EXERCISE INSTRUCTIONS: Output the material exactly, but drop every image it holds.

Rows from a dataset:
+===+
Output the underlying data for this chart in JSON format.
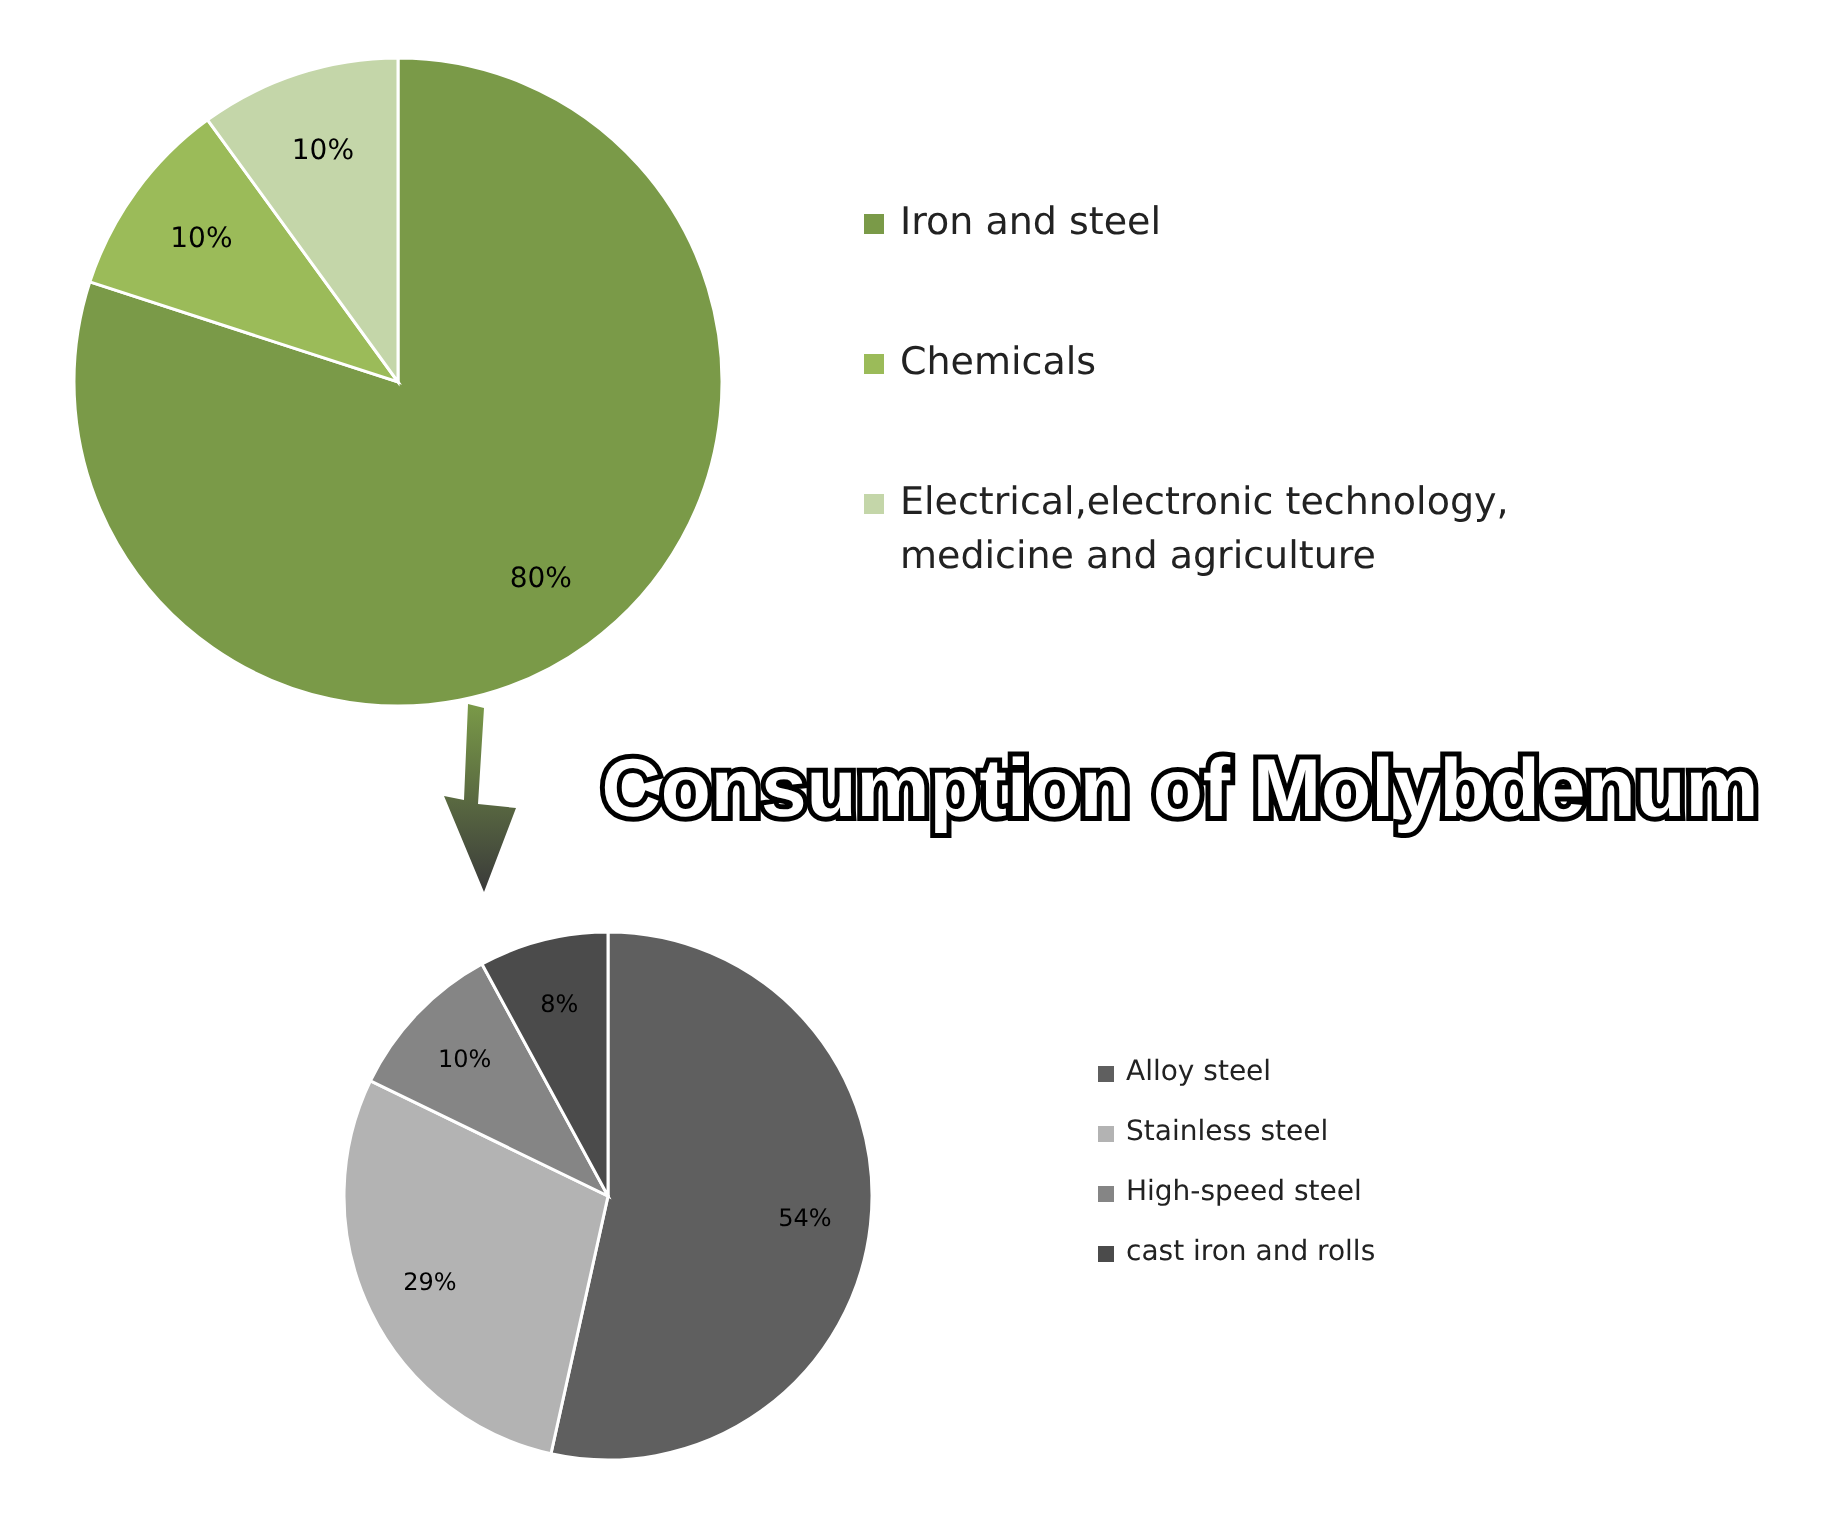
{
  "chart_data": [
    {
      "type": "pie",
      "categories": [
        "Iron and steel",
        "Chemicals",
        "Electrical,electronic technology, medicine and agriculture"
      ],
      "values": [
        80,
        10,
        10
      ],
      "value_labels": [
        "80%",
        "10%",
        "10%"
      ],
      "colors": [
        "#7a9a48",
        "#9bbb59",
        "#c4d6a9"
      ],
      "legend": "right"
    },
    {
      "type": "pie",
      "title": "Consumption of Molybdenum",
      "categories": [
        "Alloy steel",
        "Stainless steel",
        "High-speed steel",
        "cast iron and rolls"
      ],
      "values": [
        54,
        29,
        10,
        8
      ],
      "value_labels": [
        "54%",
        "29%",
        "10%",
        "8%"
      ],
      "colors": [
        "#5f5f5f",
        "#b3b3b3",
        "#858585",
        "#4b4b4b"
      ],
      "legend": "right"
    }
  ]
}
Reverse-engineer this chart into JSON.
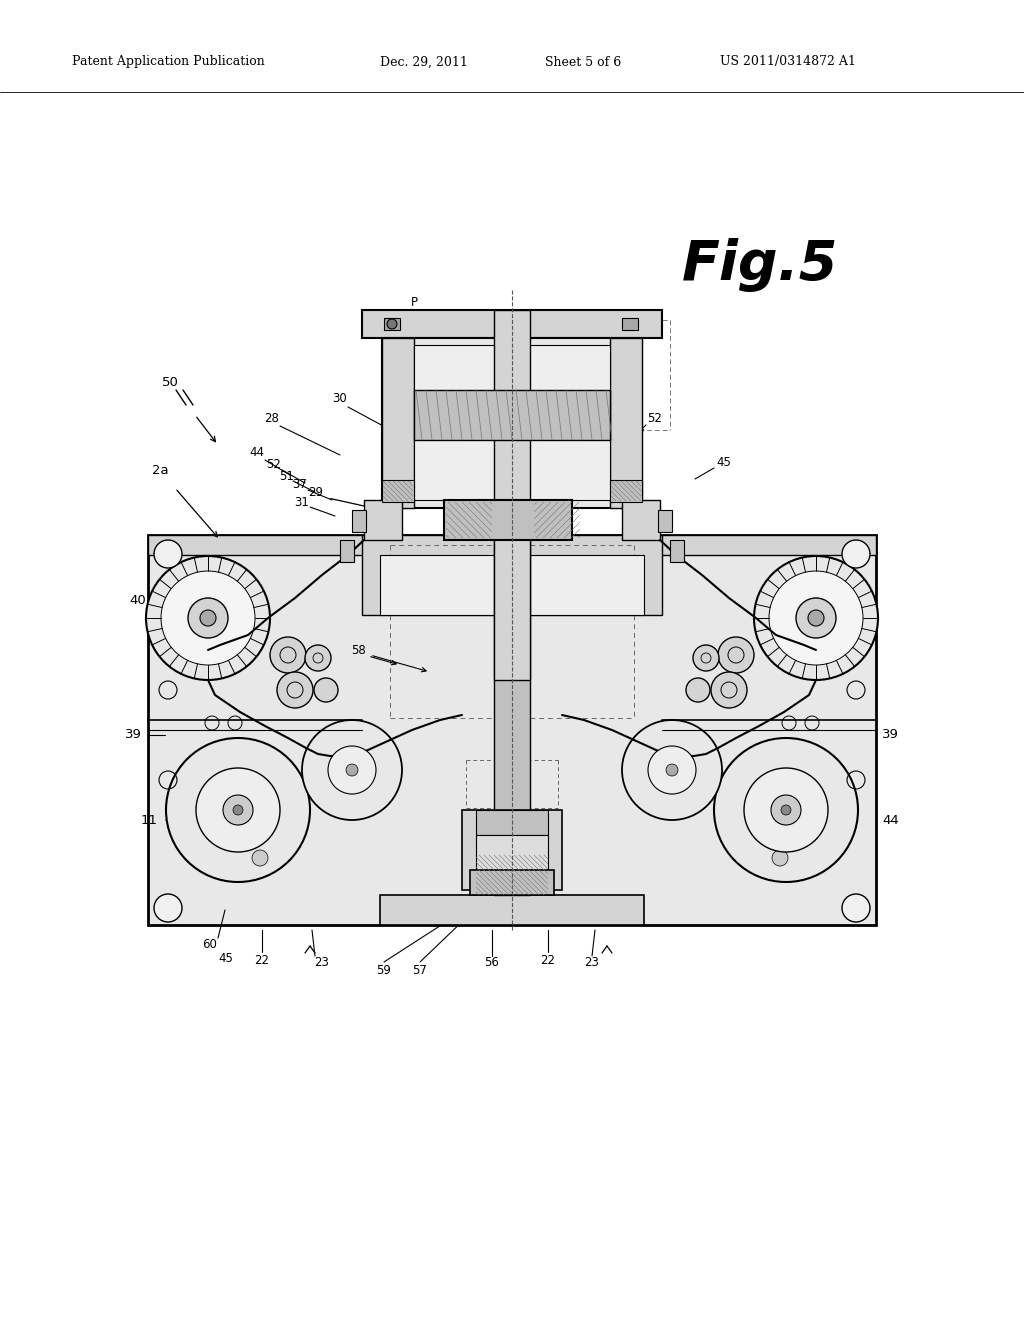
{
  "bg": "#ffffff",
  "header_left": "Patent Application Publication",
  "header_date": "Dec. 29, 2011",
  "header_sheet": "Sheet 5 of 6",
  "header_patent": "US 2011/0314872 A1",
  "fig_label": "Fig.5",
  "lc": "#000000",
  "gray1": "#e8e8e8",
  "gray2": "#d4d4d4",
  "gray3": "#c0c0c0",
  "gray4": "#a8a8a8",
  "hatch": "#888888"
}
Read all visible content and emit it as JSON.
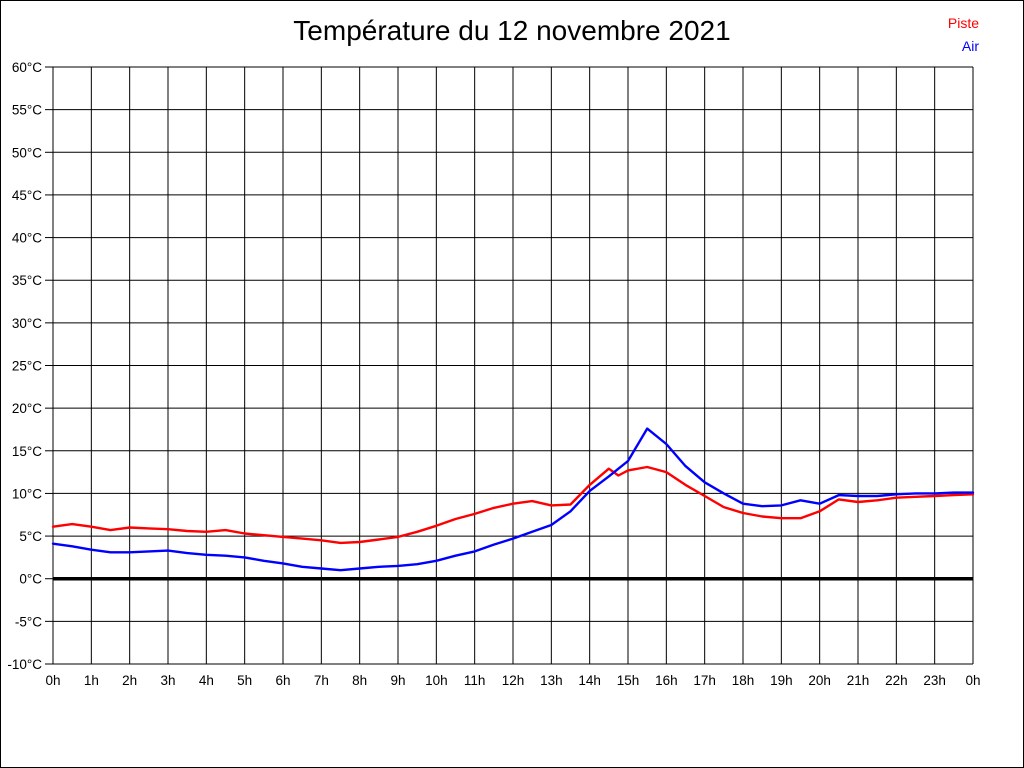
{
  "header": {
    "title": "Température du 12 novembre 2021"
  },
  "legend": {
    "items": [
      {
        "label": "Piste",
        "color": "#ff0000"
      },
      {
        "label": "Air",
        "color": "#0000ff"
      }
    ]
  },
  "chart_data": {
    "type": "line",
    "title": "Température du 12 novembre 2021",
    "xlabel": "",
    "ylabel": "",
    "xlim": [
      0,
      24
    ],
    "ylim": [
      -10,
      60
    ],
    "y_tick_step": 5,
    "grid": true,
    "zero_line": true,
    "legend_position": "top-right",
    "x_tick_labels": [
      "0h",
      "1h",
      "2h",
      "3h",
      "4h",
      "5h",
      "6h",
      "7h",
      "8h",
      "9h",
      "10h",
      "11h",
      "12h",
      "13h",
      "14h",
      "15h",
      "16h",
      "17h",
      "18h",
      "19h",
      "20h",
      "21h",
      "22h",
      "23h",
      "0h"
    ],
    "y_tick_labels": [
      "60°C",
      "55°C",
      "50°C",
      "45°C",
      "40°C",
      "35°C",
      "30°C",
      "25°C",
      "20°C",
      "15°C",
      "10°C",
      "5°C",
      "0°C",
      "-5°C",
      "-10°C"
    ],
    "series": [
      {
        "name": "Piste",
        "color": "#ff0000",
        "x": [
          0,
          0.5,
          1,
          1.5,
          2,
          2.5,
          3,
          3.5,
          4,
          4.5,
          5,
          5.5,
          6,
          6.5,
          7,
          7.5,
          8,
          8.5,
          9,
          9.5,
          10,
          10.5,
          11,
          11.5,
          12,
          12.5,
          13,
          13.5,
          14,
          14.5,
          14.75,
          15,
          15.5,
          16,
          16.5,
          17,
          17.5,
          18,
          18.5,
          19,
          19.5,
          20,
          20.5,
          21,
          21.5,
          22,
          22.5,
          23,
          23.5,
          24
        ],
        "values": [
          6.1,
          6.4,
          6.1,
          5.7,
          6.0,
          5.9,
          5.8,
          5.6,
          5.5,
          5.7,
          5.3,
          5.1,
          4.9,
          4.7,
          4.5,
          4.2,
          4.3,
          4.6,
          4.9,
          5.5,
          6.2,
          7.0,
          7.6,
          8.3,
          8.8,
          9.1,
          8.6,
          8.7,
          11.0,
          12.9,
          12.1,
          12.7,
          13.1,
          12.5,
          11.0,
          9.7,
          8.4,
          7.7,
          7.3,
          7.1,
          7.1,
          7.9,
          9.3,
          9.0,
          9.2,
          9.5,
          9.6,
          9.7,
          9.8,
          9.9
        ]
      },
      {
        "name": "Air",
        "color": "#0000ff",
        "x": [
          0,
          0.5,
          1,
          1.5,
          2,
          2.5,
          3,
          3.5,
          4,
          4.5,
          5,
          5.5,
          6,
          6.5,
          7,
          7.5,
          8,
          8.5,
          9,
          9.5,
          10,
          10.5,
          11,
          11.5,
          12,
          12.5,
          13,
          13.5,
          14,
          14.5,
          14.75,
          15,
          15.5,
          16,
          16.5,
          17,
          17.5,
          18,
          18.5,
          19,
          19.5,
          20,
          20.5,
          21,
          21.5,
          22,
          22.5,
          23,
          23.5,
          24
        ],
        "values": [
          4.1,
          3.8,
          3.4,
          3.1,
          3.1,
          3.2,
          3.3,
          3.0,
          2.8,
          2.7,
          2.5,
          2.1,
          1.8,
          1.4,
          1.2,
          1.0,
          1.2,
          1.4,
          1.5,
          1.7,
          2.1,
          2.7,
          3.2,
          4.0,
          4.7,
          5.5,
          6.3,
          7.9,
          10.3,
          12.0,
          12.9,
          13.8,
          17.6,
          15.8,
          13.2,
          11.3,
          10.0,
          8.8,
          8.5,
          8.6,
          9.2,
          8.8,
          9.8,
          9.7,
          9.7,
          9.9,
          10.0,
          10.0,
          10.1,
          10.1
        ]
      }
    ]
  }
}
+===+
WORKED SOLUTION:
Output the underlying data for this chart in JSON format.
{
  "chart_data": [
    {
      "type": "pie",
      "categories": [
        "Iron and steel",
        "Chemicals",
        "Electrical,electronic technology, medicine and agriculture"
      ],
      "values": [
        80,
        10,
        10
      ],
      "value_labels": [
        "80%",
        "10%",
        "10%"
      ],
      "colors": [
        "#7a9a48",
        "#9bbb59",
        "#c4d6a9"
      ],
      "legend": "right"
    },
    {
      "type": "pie",
      "title": "Consumption of Molybdenum",
      "categories": [
        "Alloy steel",
        "Stainless steel",
        "High-speed steel",
        "cast iron and rolls"
      ],
      "values": [
        54,
        29,
        10,
        8
      ],
      "value_labels": [
        "54%",
        "29%",
        "10%",
        "8%"
      ],
      "colors": [
        "#5f5f5f",
        "#b3b3b3",
        "#858585",
        "#4b4b4b"
      ],
      "legend": "right"
    }
  ]
}
Reverse-engineer this chart into JSON.
{
  "bg": "#ffffff",
  "header_left": "Patent Application Publication",
  "header_date": "Dec. 29, 2011",
  "header_sheet": "Sheet 5 of 6",
  "header_patent": "US 2011/0314872 A1",
  "fig_label": "Fig.5",
  "lc": "#000000",
  "gray1": "#e8e8e8",
  "gray2": "#d4d4d4",
  "gray3": "#c0c0c0",
  "gray4": "#a8a8a8",
  "hatch": "#888888"
}
Read all visible content and emit it as JSON.
{
  "header": {
    "title": "Température du 12 novembre 2021"
  },
  "legend": {
    "items": [
      {
        "label": "Piste",
        "color": "#ff0000"
      },
      {
        "label": "Air",
        "color": "#0000ff"
      }
    ]
  },
  "chart_data": {
    "type": "line",
    "title": "Température du 12 novembre 2021",
    "xlabel": "",
    "ylabel": "",
    "xlim": [
      0,
      24
    ],
    "ylim": [
      -10,
      60
    ],
    "y_tick_step": 5,
    "grid": true,
    "zero_line": true,
    "legend_position": "top-right",
    "x_tick_labels": [
      "0h",
      "1h",
      "2h",
      "3h",
      "4h",
      "5h",
      "6h",
      "7h",
      "8h",
      "9h",
      "10h",
      "11h",
      "12h",
      "13h",
      "14h",
      "15h",
      "16h",
      "17h",
      "18h",
      "19h",
      "20h",
      "21h",
      "22h",
      "23h",
      "0h"
    ],
    "y_tick_labels": [
      "60°C",
      "55°C",
      "50°C",
      "45°C",
      "40°C",
      "35°C",
      "30°C",
      "25°C",
      "20°C",
      "15°C",
      "10°C",
      "5°C",
      "0°C",
      "-5°C",
      "-10°C"
    ],
    "series": [
      {
        "name": "Piste",
        "color": "#ff0000",
        "x": [
          0,
          0.5,
          1,
          1.5,
          2,
          2.5,
          3,
          3.5,
          4,
          4.5,
          5,
          5.5,
          6,
          6.5,
          7,
          7.5,
          8,
          8.5,
          9,
          9.5,
          10,
          10.5,
          11,
          11.5,
          12,
          12.5,
          13,
          13.5,
          14,
          14.5,
          14.75,
          15,
          15.5,
          16,
          16.5,
          17,
          17.5,
          18,
          18.5,
          19,
          19.5,
          20,
          20.5,
          21,
          21.5,
          22,
          22.5,
          23,
          23.5,
          24
        ],
        "values": [
          6.1,
          6.4,
          6.1,
          5.7,
          6.0,
          5.9,
          5.8,
          5.6,
          5.5,
          5.7,
          5.3,
          5.1,
          4.9,
          4.7,
          4.5,
          4.2,
          4.3,
          4.6,
          4.9,
          5.5,
          6.2,
          7.0,
          7.6,
          8.3,
          8.8,
          9.1,
          8.6,
          8.7,
          11.0,
          12.9,
          12.1,
          12.7,
          13.1,
          12.5,
          11.0,
          9.7,
          8.4,
          7.7,
          7.3,
          7.1,
          7.1,
          7.9,
          9.3,
          9.0,
          9.2,
          9.5,
          9.6,
          9.7,
          9.8,
          9.9
        ]
      },
      {
        "name": "Air",
        "color": "#0000ff",
        "x": [
          0,
          0.5,
          1,
          1.5,
          2,
          2.5,
          3,
          3.5,
          4,
          4.5,
          5,
          5.5,
          6,
          6.5,
          7,
          7.5,
          8,
          8.5,
          9,
          9.5,
          10,
          10.5,
          11,
          11.5,
          12,
          12.5,
          13,
          13.5,
          14,
          14.5,
          14.75,
          15,
          15.5,
          16,
          16.5,
          17,
          17.5,
          18,
          18.5,
          19,
          19.5,
          20,
          20.5,
          21,
          21.5,
          22,
          22.5,
          23,
          23.5,
          24
        ],
        "values": [
          4.1,
          3.8,
          3.4,
          3.1,
          3.1,
          3.2,
          3.3,
          3.0,
          2.8,
          2.7,
          2.5,
          2.1,
          1.8,
          1.4,
          1.2,
          1.0,
          1.2,
          1.4,
          1.5,
          1.7,
          2.1,
          2.7,
          3.2,
          4.0,
          4.7,
          5.5,
          6.3,
          7.9,
          10.3,
          12.0,
          12.9,
          13.8,
          17.6,
          15.8,
          13.2,
          11.3,
          10.0,
          8.8,
          8.5,
          8.6,
          9.2,
          8.8,
          9.8,
          9.7,
          9.7,
          9.9,
          10.0,
          10.0,
          10.1,
          10.1
        ]
      }
    ]
  }
}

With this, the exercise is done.